Entries from a visual dataset:
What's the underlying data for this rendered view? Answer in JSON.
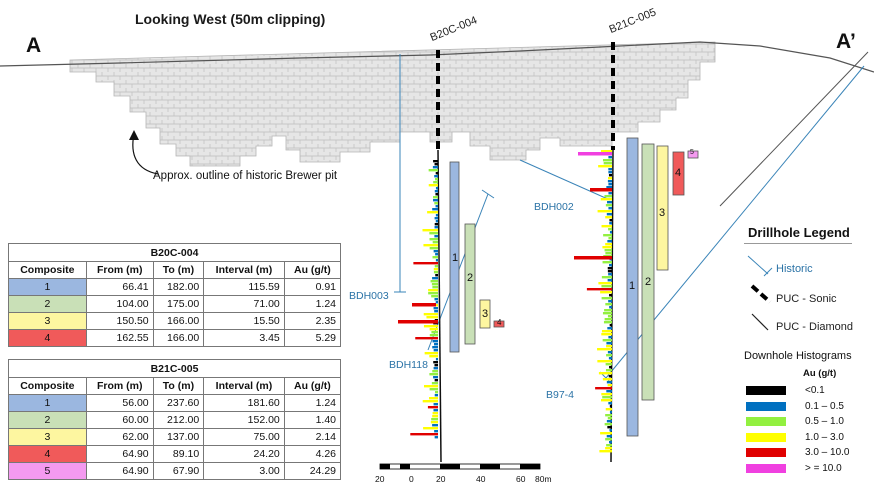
{
  "section": {
    "title": "Looking West (50m clipping)",
    "end_a": "A",
    "end_b": "A’",
    "pit_note": "Approx. outline of historic Brewer pit"
  },
  "holes": {
    "b20c": "B20C-004",
    "b21c": "B21C-005"
  },
  "historic_holes": {
    "bdh003": "BDH003",
    "bdh118": "BDH118",
    "bdh002": "BDH002",
    "b97_4": "B97-4"
  },
  "composite_labels": {
    "b20c": [
      "1",
      "2",
      "3",
      "4"
    ],
    "b21c": [
      "1",
      "2",
      "3",
      "4",
      "5"
    ]
  },
  "tables": {
    "b20c": {
      "caption": "B20C-004",
      "headers": [
        "Composite",
        "From (m)",
        "To (m)",
        "Interval (m)",
        "Au (g/t)"
      ],
      "rows": [
        [
          "1",
          "66.41",
          "182.00",
          "115.59",
          "0.91"
        ],
        [
          "2",
          "104.00",
          "175.00",
          "71.00",
          "1.24"
        ],
        [
          "3",
          "150.50",
          "166.00",
          "15.50",
          "2.35"
        ],
        [
          "4",
          "162.55",
          "166.00",
          "3.45",
          "5.29"
        ]
      ]
    },
    "b21c": {
      "caption": "B21C-005",
      "headers": [
        "Composite",
        "From (m)",
        "To (m)",
        "Interval (m)",
        "Au (g/t)"
      ],
      "rows": [
        [
          "1",
          "56.00",
          "237.60",
          "181.60",
          "1.24"
        ],
        [
          "2",
          "60.00",
          "212.00",
          "152.00",
          "1.40"
        ],
        [
          "3",
          "62.00",
          "137.00",
          "75.00",
          "2.14"
        ],
        [
          "4",
          "64.90",
          "89.10",
          "24.20",
          "4.26"
        ],
        [
          "5",
          "64.90",
          "67.90",
          "3.00",
          "24.29"
        ]
      ]
    }
  },
  "composite_colors": [
    "#9bb7e0",
    "#c9e0b7",
    "#fdf6a0",
    "#f05a5a",
    "#f49af0"
  ],
  "legend": {
    "title": "Drillhole Legend",
    "historic": "Historic",
    "sonic": "PUC - Sonic",
    "diamond": "PUC - Diamond",
    "histogram_title": "Downhole Histograms",
    "au_title": "Au (g/t)",
    "bins": [
      {
        "label": "<0.1",
        "color": "#000000"
      },
      {
        "label": "0.1 – 0.5",
        "color": "#0070c0"
      },
      {
        "label": "0.5 – 1.0",
        "color": "#92f040"
      },
      {
        "label": "1.0 – 3.0",
        "color": "#ffff00"
      },
      {
        "label": "3.0 – 10.0",
        "color": "#e00000"
      },
      {
        "label": "> = 10.0",
        "color": "#f040e0"
      }
    ]
  },
  "scale_bar": {
    "ticks": [
      "20",
      "0",
      "20",
      "40",
      "60",
      "80m"
    ]
  }
}
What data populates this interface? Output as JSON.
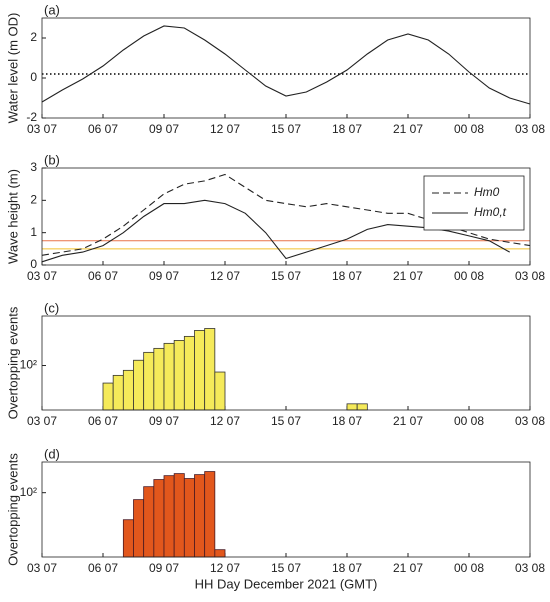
{
  "chart_data": [
    {
      "type": "line",
      "title": "(a)",
      "ylabel": "Water level (m OD)",
      "xlim": [
        0,
        24
      ],
      "xticks": [
        {
          "value": 0,
          "label": "03 07"
        },
        {
          "value": 3,
          "label": "06 07"
        },
        {
          "value": 6,
          "label": "09 07"
        },
        {
          "value": 9,
          "label": "12 07"
        },
        {
          "value": 12,
          "label": "15 07"
        },
        {
          "value": 15,
          "label": "18 07"
        },
        {
          "value": 18,
          "label": "21 07"
        },
        {
          "value": 21,
          "label": "00 08"
        },
        {
          "value": 24,
          "label": "03 08"
        }
      ],
      "ylim": [
        -2,
        3
      ],
      "yticks": [
        -2,
        0,
        2
      ],
      "reference_lines": [
        {
          "value": 0.2,
          "color": "#000000",
          "style": "dotted"
        }
      ],
      "x": [
        0,
        1,
        2,
        3,
        4,
        5,
        6,
        7,
        8,
        9,
        10,
        11,
        12,
        13,
        14,
        15,
        16,
        17,
        18,
        19,
        20,
        21,
        22,
        23,
        24
      ],
      "series": [
        {
          "color": "#222222",
          "dash": "solid",
          "values": [
            -1.2,
            -0.6,
            -0.05,
            0.6,
            1.4,
            2.1,
            2.6,
            2.5,
            1.9,
            1.2,
            0.4,
            -0.4,
            -0.9,
            -0.7,
            -0.2,
            0.4,
            1.2,
            1.9,
            2.2,
            1.9,
            1.2,
            0.3,
            -0.5,
            -1.0,
            -1.3
          ]
        }
      ]
    },
    {
      "type": "line",
      "title": "(b)",
      "ylabel": "Wave height (m)",
      "xlim": [
        0,
        24
      ],
      "xticks": [
        {
          "value": 0,
          "label": "03 07"
        },
        {
          "value": 3,
          "label": "06 07"
        },
        {
          "value": 6,
          "label": "09 07"
        },
        {
          "value": 9,
          "label": "12 07"
        },
        {
          "value": 12,
          "label": "15 07"
        },
        {
          "value": 15,
          "label": "18 07"
        },
        {
          "value": 18,
          "label": "21 07"
        },
        {
          "value": 21,
          "label": "00 08"
        },
        {
          "value": 24,
          "label": "03 08"
        }
      ],
      "ylim": [
        0,
        3
      ],
      "yticks": [
        0,
        1,
        2,
        3
      ],
      "legend": "upper right",
      "reference_lines": [
        {
          "value": 0.75,
          "color": "#e8734a",
          "style": "solid"
        },
        {
          "value": 0.5,
          "color": "#f2c12e",
          "style": "solid"
        }
      ],
      "x": [
        0,
        1,
        2,
        3,
        4,
        5,
        6,
        7,
        8,
        9,
        10,
        11,
        12,
        13,
        14,
        15,
        16,
        17,
        18,
        19,
        20,
        21,
        22,
        23,
        24
      ],
      "series": [
        {
          "name": "Hm0",
          "color": "#222222",
          "dash": "dashed",
          "values": [
            0.3,
            0.4,
            0.5,
            0.8,
            1.2,
            1.7,
            2.2,
            2.5,
            2.6,
            2.8,
            2.4,
            2.0,
            1.9,
            1.8,
            1.9,
            1.8,
            1.7,
            1.6,
            1.6,
            1.4,
            1.2,
            1.0,
            0.8,
            0.7,
            0.6
          ]
        },
        {
          "name": "Hm0,t",
          "color": "#222222",
          "dash": "solid",
          "values": [
            0.1,
            0.3,
            0.4,
            0.6,
            1.0,
            1.5,
            1.9,
            1.9,
            2.0,
            1.9,
            1.6,
            1.0,
            0.2,
            0.4,
            0.6,
            0.8,
            1.1,
            1.25,
            1.2,
            1.15,
            1.05,
            0.9,
            0.75,
            0.4,
            null
          ]
        }
      ]
    },
    {
      "type": "histogram",
      "title": "(c)",
      "ylabel": "Overtopping events",
      "log_y": true,
      "xlim": [
        0,
        24
      ],
      "xticks": [
        {
          "value": 0,
          "label": "03 07"
        },
        {
          "value": 3,
          "label": "06 07"
        },
        {
          "value": 6,
          "label": "09 07"
        },
        {
          "value": 9,
          "label": "12 07"
        },
        {
          "value": 12,
          "label": "15 07"
        },
        {
          "value": 15,
          "label": "18 07"
        },
        {
          "value": 18,
          "label": "21 07"
        },
        {
          "value": 21,
          "label": "00 08"
        },
        {
          "value": 24,
          "label": "03 08"
        }
      ],
      "ylim": [
        20,
        600
      ],
      "yticks": [
        {
          "value": 100,
          "label": "10²"
        }
      ],
      "color": "#f5ea5a",
      "edge_color": "#333333",
      "bins": [
        3,
        3.5,
        4,
        4.5,
        5,
        5.5,
        6,
        6.5,
        7,
        7.5,
        8,
        8.5,
        9,
        9.5,
        10,
        10.5,
        11,
        11.5,
        12,
        12.5,
        13,
        13.5,
        14,
        14.5,
        15,
        15.5,
        16
      ],
      "counts": [
        53,
        70,
        84,
        121,
        161,
        186,
        223,
        248,
        287,
        356,
        382,
        79,
        null,
        null,
        null,
        null,
        null,
        null,
        null,
        null,
        null,
        null,
        null,
        null,
        25,
        25
      ]
    },
    {
      "type": "histogram",
      "title": "(d)",
      "ylabel": "Overtopping events",
      "xlabel": "HH Day December 2021 (GMT)",
      "log_y": true,
      "xlim": [
        0,
        24
      ],
      "xticks": [
        {
          "value": 0,
          "label": "03 07"
        },
        {
          "value": 3,
          "label": "06 07"
        },
        {
          "value": 6,
          "label": "09 07"
        },
        {
          "value": 9,
          "label": "12 07"
        },
        {
          "value": 12,
          "label": "15 07"
        },
        {
          "value": 15,
          "label": "18 07"
        },
        {
          "value": 18,
          "label": "21 07"
        },
        {
          "value": 21,
          "label": "00 08"
        },
        {
          "value": 24,
          "label": "03 08"
        }
      ],
      "ylim": [
        10,
        300
      ],
      "yticks": [
        {
          "value": 100,
          "label": "10²"
        }
      ],
      "color": "#e2571c",
      "edge_color": "#4a1a22",
      "bins": [
        4,
        4.5,
        5,
        5.5,
        6,
        6.5,
        7,
        7.5,
        8,
        8.5,
        9
      ],
      "counts": [
        38,
        78,
        124,
        160,
        184,
        198,
        166,
        191,
        213,
        13
      ]
    }
  ]
}
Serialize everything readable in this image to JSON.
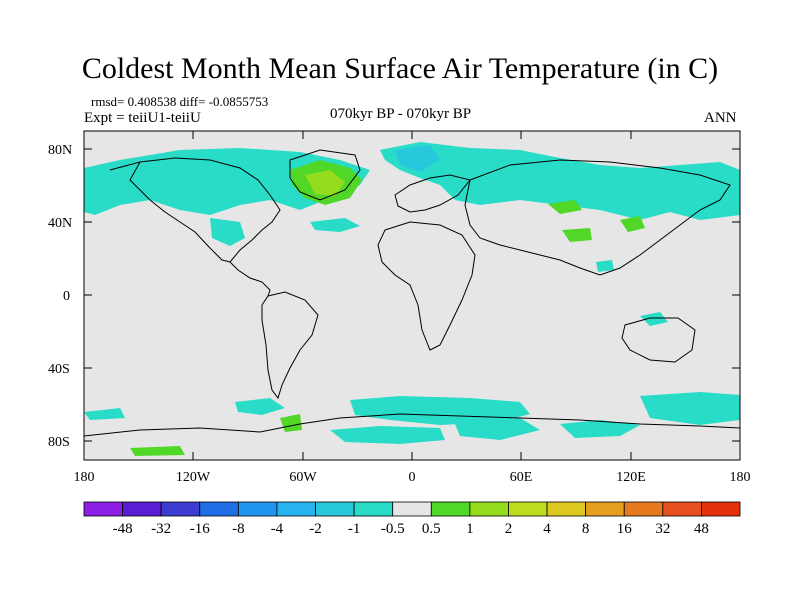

**What is required:** From the material above, copy each line that includes the word "this".

**Reply:**
What's the underlying data for this rendered view? Answer in JSON.
What data populates this interface? Output as JSON.
Serialize everything readable in this image to JSON.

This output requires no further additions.